____ Records provided
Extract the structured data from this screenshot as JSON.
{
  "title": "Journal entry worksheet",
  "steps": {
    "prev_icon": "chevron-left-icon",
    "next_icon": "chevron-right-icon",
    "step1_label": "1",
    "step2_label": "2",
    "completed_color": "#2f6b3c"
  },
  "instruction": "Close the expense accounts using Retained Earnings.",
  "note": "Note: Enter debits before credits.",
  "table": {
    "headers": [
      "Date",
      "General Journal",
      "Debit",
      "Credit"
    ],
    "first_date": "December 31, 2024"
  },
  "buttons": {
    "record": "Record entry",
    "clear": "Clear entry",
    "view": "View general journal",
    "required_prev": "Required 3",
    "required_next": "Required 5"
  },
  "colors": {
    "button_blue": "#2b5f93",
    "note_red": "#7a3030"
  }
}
________
→ Exercise:
Gather and copy every line of the data in which the string "icon" is found.

→ Exercise solution:
    "prev_icon": "chevron-left-icon",
    "next_icon": "chevron-right-icon",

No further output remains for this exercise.